**Problem description**: Reproduce the records below in their entirety, character for character.

☆ ☆ ☆ ☆ ☆ ☆ ☆

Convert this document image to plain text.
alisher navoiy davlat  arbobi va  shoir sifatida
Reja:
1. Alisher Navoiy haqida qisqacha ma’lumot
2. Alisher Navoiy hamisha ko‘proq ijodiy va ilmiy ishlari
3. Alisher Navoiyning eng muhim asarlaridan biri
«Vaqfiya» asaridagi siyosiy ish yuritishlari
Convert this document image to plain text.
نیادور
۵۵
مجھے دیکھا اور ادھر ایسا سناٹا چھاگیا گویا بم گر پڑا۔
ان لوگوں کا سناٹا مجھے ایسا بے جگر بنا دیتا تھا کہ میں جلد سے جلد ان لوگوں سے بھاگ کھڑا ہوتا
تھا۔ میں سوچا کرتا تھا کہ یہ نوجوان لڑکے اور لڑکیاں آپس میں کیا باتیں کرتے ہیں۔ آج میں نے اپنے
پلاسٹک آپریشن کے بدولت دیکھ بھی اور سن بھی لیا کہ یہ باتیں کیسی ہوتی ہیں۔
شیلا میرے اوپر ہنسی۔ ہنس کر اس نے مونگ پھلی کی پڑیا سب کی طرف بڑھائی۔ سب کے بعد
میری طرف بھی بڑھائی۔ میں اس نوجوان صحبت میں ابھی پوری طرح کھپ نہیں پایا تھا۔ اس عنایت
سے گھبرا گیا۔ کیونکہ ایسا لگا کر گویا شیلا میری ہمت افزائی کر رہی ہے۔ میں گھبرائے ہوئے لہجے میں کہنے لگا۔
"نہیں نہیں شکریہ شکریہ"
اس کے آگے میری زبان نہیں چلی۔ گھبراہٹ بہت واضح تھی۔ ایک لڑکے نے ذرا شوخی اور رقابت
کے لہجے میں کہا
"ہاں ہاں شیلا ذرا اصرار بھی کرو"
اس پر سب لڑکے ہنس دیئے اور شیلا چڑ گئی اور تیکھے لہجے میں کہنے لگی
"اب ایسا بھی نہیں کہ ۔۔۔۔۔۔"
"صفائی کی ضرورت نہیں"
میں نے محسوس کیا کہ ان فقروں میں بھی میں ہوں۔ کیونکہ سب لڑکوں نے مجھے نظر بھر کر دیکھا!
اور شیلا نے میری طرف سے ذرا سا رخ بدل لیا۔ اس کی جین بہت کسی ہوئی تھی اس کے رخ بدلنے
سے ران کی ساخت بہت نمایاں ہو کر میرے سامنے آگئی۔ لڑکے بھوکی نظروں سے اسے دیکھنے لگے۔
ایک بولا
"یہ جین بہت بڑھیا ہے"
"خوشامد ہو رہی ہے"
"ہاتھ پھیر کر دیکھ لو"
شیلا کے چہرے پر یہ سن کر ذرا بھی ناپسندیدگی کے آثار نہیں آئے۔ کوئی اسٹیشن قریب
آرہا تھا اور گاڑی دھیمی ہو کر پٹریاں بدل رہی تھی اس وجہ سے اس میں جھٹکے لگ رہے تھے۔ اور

☆ ☆ ☆ ☆ ☆ ☆ ☆

**Task output**:
Convert this document image to plain text.
alisher navoiy davlat  arbobi va  shoir sifatida
Reja:
1. Alisher Navoiy haqida qisqacha ma’lumot
2. Alisher Navoiy hamisha ko‘proq ijodiy va ilmiy ishlari
3. Alisher Navoiyning eng muhim asarlaridan biri
«Vaqfiya» asaridagi siyosiy ish yuritishlari
Convert this document image to plain text.
نیادور
۵۵
مجھے دیکھا اور ادھر ایسا سناٹا چھاگیا گویا بم گر پڑا۔
ان لوگوں کا سناٹا مجھے ایسا بے جگر بنا دیتا تھا کہ میں جلد سے جلد ان لوگوں سے بھاگ کھڑا ہوتا
تھا۔ میں سوچا کرتا تھا کہ یہ نوجوان لڑکے اور لڑکیاں آپس میں کیا باتیں کرتے ہیں۔ آج میں نے اپنے
پلاسٹک آپریشن کے بدولت دیکھ بھی اور سن بھی لیا کہ یہ باتیں کیسی ہوتی ہیں۔
شیلا میرے اوپر ہنسی۔ ہنس کر اس نے مونگ پھلی کی پڑیا سب کی طرف بڑھائی۔ سب کے بعد
میری طرف بھی بڑھائی۔ میں اس نوجوان صحبت میں ابھی پوری طرح کھپ نہیں پایا تھا۔ اس عنایت
سے گھبرا گیا۔ کیونکہ ایسا لگا کر گویا شیلا میری ہمت افزائی کر رہی ہے۔ میں گھبرائے ہوئے لہجے میں کہنے لگا۔
"نہیں نہیں شکریہ شکریہ"
اس کے آگے میری زبان نہیں چلی۔ گھبراہٹ بہت واضح تھی۔ ایک لڑکے نے ذرا شوخی اور رقابت
کے لہجے میں کہا
"ہاں ہاں شیلا ذرا اصرار بھی کرو"
اس پر سب لڑکے ہنس دیئے اور شیلا چڑ گئی اور تیکھے لہجے میں کہنے لگی
"اب ایسا بھی نہیں کہ ۔۔۔۔۔۔"
"صفائی کی ضرورت نہیں"
میں نے محسوس کیا کہ ان فقروں میں بھی میں ہوں۔ کیونکہ سب لڑکوں نے مجھے نظر بھر کر دیکھا!
اور شیلا نے میری طرف سے ذرا سا رخ بدل لیا۔ اس کی جین بہت کسی ہوئی تھی اس کے رخ بدلنے
سے ران کی ساخت بہت نمایاں ہو کر میرے سامنے آگئی۔ لڑکے بھوکی نظروں سے اسے دیکھنے لگے۔
ایک بولا
"یہ جین بہت بڑھیا ہے"
"خوشامد ہو رہی ہے"
"ہاتھ پھیر کر دیکھ لو"
شیلا کے چہرے پر یہ سن کر ذرا بھی ناپسندیدگی کے آثار نہیں آئے۔ کوئی اسٹیشن قریب
آرہا تھا اور گاڑی دھیمی ہو کر پٹریاں بدل رہی تھی اس وجہ سے اس میں جھٹکے لگ رہے تھے۔ اور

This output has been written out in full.